> **Stored rows**
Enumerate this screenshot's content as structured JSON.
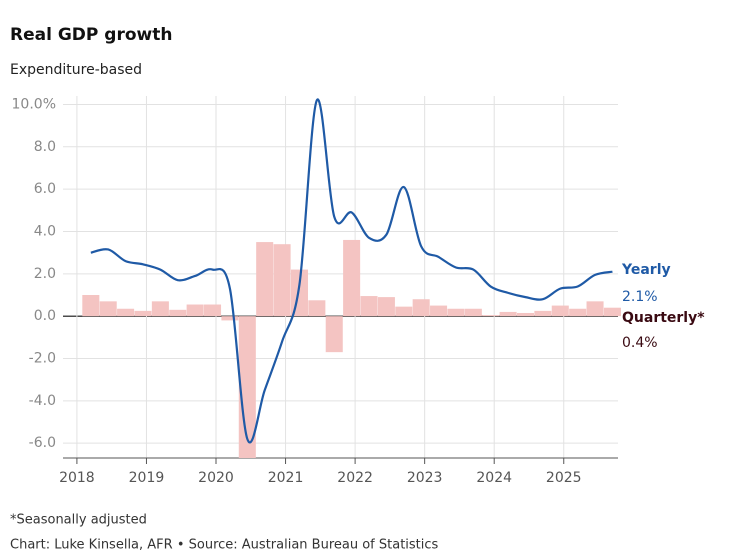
{
  "chart_data": {
    "type": "combo",
    "title": "Real GDP growth",
    "subtitle": "Expenditure-based",
    "footnote": "*Seasonally adjusted",
    "source": "Chart: Luke Kinsella, AFR • Source: Australian Bureau of Statistics",
    "x": [
      2018.2,
      2018.45,
      2018.7,
      2018.95,
      2019.2,
      2019.45,
      2019.7,
      2019.95,
      2020.2,
      2020.45,
      2020.7,
      2020.95,
      2021.2,
      2021.45,
      2021.7,
      2021.95,
      2022.2,
      2022.45,
      2022.7,
      2022.95,
      2023.2,
      2023.45,
      2023.7,
      2023.95,
      2024.2,
      2024.45,
      2024.7,
      2024.95,
      2025.2,
      2025.45,
      2025.7
    ],
    "series": [
      {
        "name": "Quarterly*",
        "type": "bar",
        "color": "#f4c4c2",
        "label_color": "#3a0a12",
        "values": [
          1.0,
          0.7,
          0.35,
          0.25,
          0.7,
          0.3,
          0.55,
          0.55,
          -0.2,
          -6.7,
          3.5,
          3.4,
          2.2,
          0.75,
          -1.7,
          3.6,
          0.95,
          0.9,
          0.45,
          0.8,
          0.5,
          0.35,
          0.35,
          0.05,
          0.2,
          0.15,
          0.25,
          0.5,
          0.35,
          0.7,
          0.4
        ],
        "value_labels": [
          null,
          null,
          null,
          null,
          null,
          null,
          null,
          null,
          null,
          null,
          null,
          null,
          null,
          null,
          null,
          null,
          null,
          null,
          null,
          null,
          null,
          null,
          null,
          null,
          null,
          null,
          null,
          null,
          null,
          null,
          "0.4%"
        ]
      },
      {
        "name": "Yearly",
        "type": "line",
        "color": "#1f5aa6",
        "label_color": "#1f5aa6",
        "values": [
          3.0,
          3.15,
          2.6,
          2.45,
          2.2,
          1.7,
          1.9,
          2.2,
          1.3,
          -5.8,
          -3.5,
          -1.2,
          1.5,
          10.2,
          4.7,
          4.9,
          3.7,
          3.85,
          6.1,
          3.3,
          2.8,
          2.3,
          2.2,
          1.4,
          1.1,
          0.9,
          0.8,
          1.3,
          1.4,
          1.95,
          2.1
        ],
        "value_labels": [
          null,
          null,
          null,
          null,
          null,
          null,
          null,
          null,
          null,
          null,
          null,
          null,
          null,
          null,
          null,
          null,
          null,
          null,
          null,
          null,
          null,
          null,
          null,
          null,
          null,
          null,
          null,
          null,
          null,
          null,
          "2.1%"
        ]
      }
    ],
    "xlim": [
      2017.8,
      2025.78
    ],
    "xticks": [
      2018,
      2019,
      2020,
      2021,
      2022,
      2023,
      2024,
      2025
    ],
    "ylim": [
      -6.7,
      10.4
    ],
    "yticks": [
      {
        "value": 10,
        "label": "10.0%"
      },
      {
        "value": 8,
        "label": "8.0"
      },
      {
        "value": 6,
        "label": "6.0"
      },
      {
        "value": 4,
        "label": "4.0"
      },
      {
        "value": 2,
        "label": "2.0"
      },
      {
        "value": 0,
        "label": "0.0"
      },
      {
        "value": -2,
        "label": "-2.0"
      },
      {
        "value": -4,
        "label": "-4.0"
      },
      {
        "value": -6,
        "label": "-6.0"
      }
    ],
    "grid": true
  }
}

> **The problem**
Copy the records exactly. Skip the pictures.

> **Output of the exercise**
Enumerate this screenshot's content as structured JSON.
{
  "chart_data": {
    "type": "combo",
    "title": "Real GDP growth",
    "subtitle": "Expenditure-based",
    "footnote": "*Seasonally adjusted",
    "source": "Chart: Luke Kinsella, AFR • Source: Australian Bureau of Statistics",
    "x": [
      2018.2,
      2018.45,
      2018.7,
      2018.95,
      2019.2,
      2019.45,
      2019.7,
      2019.95,
      2020.2,
      2020.45,
      2020.7,
      2020.95,
      2021.2,
      2021.45,
      2021.7,
      2021.95,
      2022.2,
      2022.45,
      2022.7,
      2022.95,
      2023.2,
      2023.45,
      2023.7,
      2023.95,
      2024.2,
      2024.45,
      2024.7,
      2024.95,
      2025.2,
      2025.45,
      2025.7
    ],
    "series": [
      {
        "name": "Quarterly*",
        "type": "bar",
        "color": "#f4c4c2",
        "label_color": "#3a0a12",
        "values": [
          1.0,
          0.7,
          0.35,
          0.25,
          0.7,
          0.3,
          0.55,
          0.55,
          -0.2,
          -6.7,
          3.5,
          3.4,
          2.2,
          0.75,
          -1.7,
          3.6,
          0.95,
          0.9,
          0.45,
          0.8,
          0.5,
          0.35,
          0.35,
          0.05,
          0.2,
          0.15,
          0.25,
          0.5,
          0.35,
          0.7,
          0.4
        ],
        "value_labels": [
          null,
          null,
          null,
          null,
          null,
          null,
          null,
          null,
          null,
          null,
          null,
          null,
          null,
          null,
          null,
          null,
          null,
          null,
          null,
          null,
          null,
          null,
          null,
          null,
          null,
          null,
          null,
          null,
          null,
          null,
          "0.4%"
        ]
      },
      {
        "name": "Yearly",
        "type": "line",
        "color": "#1f5aa6",
        "label_color": "#1f5aa6",
        "values": [
          3.0,
          3.15,
          2.6,
          2.45,
          2.2,
          1.7,
          1.9,
          2.2,
          1.3,
          -5.8,
          -3.5,
          -1.2,
          1.5,
          10.2,
          4.7,
          4.9,
          3.7,
          3.85,
          6.1,
          3.3,
          2.8,
          2.3,
          2.2,
          1.4,
          1.1,
          0.9,
          0.8,
          1.3,
          1.4,
          1.95,
          2.1
        ],
        "value_labels": [
          null,
          null,
          null,
          null,
          null,
          null,
          null,
          null,
          null,
          null,
          null,
          null,
          null,
          null,
          null,
          null,
          null,
          null,
          null,
          null,
          null,
          null,
          null,
          null,
          null,
          null,
          null,
          null,
          null,
          null,
          "2.1%"
        ]
      }
    ],
    "xlim": [
      2017.8,
      2025.78
    ],
    "xticks": [
      2018,
      2019,
      2020,
      2021,
      2022,
      2023,
      2024,
      2025
    ],
    "ylim": [
      -6.7,
      10.4
    ],
    "yticks": [
      {
        "value": 10,
        "label": "10.0%"
      },
      {
        "value": 8,
        "label": "8.0"
      },
      {
        "value": 6,
        "label": "6.0"
      },
      {
        "value": 4,
        "label": "4.0"
      },
      {
        "value": 2,
        "label": "2.0"
      },
      {
        "value": 0,
        "label": "0.0"
      },
      {
        "value": -2,
        "label": "-2.0"
      },
      {
        "value": -4,
        "label": "-4.0"
      },
      {
        "value": -6,
        "label": "-6.0"
      }
    ],
    "grid": true
  }
}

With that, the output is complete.